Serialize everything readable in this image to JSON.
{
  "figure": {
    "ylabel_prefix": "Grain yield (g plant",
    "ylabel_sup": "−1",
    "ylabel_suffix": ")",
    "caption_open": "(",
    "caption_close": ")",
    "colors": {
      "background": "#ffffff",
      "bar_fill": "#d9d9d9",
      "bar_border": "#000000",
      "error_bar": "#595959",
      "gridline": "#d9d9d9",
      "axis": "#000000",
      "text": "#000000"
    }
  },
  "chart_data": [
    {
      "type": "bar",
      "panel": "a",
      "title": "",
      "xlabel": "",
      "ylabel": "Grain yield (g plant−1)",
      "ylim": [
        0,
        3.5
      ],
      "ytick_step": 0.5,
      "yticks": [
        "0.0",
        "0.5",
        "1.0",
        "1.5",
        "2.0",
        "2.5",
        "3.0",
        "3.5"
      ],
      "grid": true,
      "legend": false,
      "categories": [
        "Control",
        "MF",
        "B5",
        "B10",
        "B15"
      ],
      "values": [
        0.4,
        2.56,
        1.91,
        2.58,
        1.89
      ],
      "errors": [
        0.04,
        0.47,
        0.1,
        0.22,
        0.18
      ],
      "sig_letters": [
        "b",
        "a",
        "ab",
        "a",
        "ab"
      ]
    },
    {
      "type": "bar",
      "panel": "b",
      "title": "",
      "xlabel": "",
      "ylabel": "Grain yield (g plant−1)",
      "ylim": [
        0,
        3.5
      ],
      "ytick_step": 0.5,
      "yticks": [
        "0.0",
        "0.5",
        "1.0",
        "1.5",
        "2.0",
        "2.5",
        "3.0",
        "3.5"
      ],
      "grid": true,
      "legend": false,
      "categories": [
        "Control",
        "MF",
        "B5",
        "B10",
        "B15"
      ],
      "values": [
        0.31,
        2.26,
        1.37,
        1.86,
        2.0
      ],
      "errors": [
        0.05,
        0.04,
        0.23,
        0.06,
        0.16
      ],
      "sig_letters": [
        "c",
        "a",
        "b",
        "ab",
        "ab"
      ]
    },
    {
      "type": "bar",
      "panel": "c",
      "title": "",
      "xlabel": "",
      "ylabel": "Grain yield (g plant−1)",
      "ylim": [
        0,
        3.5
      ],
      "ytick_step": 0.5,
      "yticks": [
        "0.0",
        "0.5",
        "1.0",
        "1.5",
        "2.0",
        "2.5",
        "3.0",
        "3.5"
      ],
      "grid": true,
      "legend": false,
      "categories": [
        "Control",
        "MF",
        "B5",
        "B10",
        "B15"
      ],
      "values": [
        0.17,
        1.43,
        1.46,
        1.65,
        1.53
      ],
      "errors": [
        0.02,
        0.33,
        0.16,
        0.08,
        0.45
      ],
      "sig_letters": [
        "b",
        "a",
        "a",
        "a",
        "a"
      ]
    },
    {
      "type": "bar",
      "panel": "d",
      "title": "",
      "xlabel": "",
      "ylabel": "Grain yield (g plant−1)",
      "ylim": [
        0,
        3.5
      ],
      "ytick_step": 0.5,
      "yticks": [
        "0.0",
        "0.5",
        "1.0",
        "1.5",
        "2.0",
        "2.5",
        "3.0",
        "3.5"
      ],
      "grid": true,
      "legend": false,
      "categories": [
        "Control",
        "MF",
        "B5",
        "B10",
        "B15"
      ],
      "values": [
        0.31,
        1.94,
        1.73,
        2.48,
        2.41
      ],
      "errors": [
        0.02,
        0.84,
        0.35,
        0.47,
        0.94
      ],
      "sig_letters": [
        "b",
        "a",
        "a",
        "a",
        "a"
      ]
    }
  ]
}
□ □ □
* _Short task_: Repeat each record exactly, leaving nothing out.

* _Result of the task_:
Serialize everything readable in this image to JSON.
{
  "figure": {
    "ylabel_prefix": "Grain yield (g plant",
    "ylabel_sup": "−1",
    "ylabel_suffix": ")",
    "caption_open": "(",
    "caption_close": ")",
    "colors": {
      "background": "#ffffff",
      "bar_fill": "#d9d9d9",
      "bar_border": "#000000",
      "error_bar": "#595959",
      "gridline": "#d9d9d9",
      "axis": "#000000",
      "text": "#000000"
    }
  },
  "chart_data": [
    {
      "type": "bar",
      "panel": "a",
      "title": "",
      "xlabel": "",
      "ylabel": "Grain yield (g plant−1)",
      "ylim": [
        0,
        3.5
      ],
      "ytick_step": 0.5,
      "yticks": [
        "0.0",
        "0.5",
        "1.0",
        "1.5",
        "2.0",
        "2.5",
        "3.0",
        "3.5"
      ],
      "grid": true,
      "legend": false,
      "categories": [
        "Control",
        "MF",
        "B5",
        "B10",
        "B15"
      ],
      "values": [
        0.4,
        2.56,
        1.91,
        2.58,
        1.89
      ],
      "errors": [
        0.04,
        0.47,
        0.1,
        0.22,
        0.18
      ],
      "sig_letters": [
        "b",
        "a",
        "ab",
        "a",
        "ab"
      ]
    },
    {
      "type": "bar",
      "panel": "b",
      "title": "",
      "xlabel": "",
      "ylabel": "Grain yield (g plant−1)",
      "ylim": [
        0,
        3.5
      ],
      "ytick_step": 0.5,
      "yticks": [
        "0.0",
        "0.5",
        "1.0",
        "1.5",
        "2.0",
        "2.5",
        "3.0",
        "3.5"
      ],
      "grid": true,
      "legend": false,
      "categories": [
        "Control",
        "MF",
        "B5",
        "B10",
        "B15"
      ],
      "values": [
        0.31,
        2.26,
        1.37,
        1.86,
        2.0
      ],
      "errors": [
        0.05,
        0.04,
        0.23,
        0.06,
        0.16
      ],
      "sig_letters": [
        "c",
        "a",
        "b",
        "ab",
        "ab"
      ]
    },
    {
      "type": "bar",
      "panel": "c",
      "title": "",
      "xlabel": "",
      "ylabel": "Grain yield (g plant−1)",
      "ylim": [
        0,
        3.5
      ],
      "ytick_step": 0.5,
      "yticks": [
        "0.0",
        "0.5",
        "1.0",
        "1.5",
        "2.0",
        "2.5",
        "3.0",
        "3.5"
      ],
      "grid": true,
      "legend": false,
      "categories": [
        "Control",
        "MF",
        "B5",
        "B10",
        "B15"
      ],
      "values": [
        0.17,
        1.43,
        1.46,
        1.65,
        1.53
      ],
      "errors": [
        0.02,
        0.33,
        0.16,
        0.08,
        0.45
      ],
      "sig_letters": [
        "b",
        "a",
        "a",
        "a",
        "a"
      ]
    },
    {
      "type": "bar",
      "panel": "d",
      "title": "",
      "xlabel": "",
      "ylabel": "Grain yield (g plant−1)",
      "ylim": [
        0,
        3.5
      ],
      "ytick_step": 0.5,
      "yticks": [
        "0.0",
        "0.5",
        "1.0",
        "1.5",
        "2.0",
        "2.5",
        "3.0",
        "3.5"
      ],
      "grid": true,
      "legend": false,
      "categories": [
        "Control",
        "MF",
        "B5",
        "B10",
        "B15"
      ],
      "values": [
        0.31,
        1.94,
        1.73,
        2.48,
        2.41
      ],
      "errors": [
        0.02,
        0.84,
        0.35,
        0.47,
        0.94
      ],
      "sig_letters": [
        "b",
        "a",
        "a",
        "a",
        "a"
      ]
    }
  ]
}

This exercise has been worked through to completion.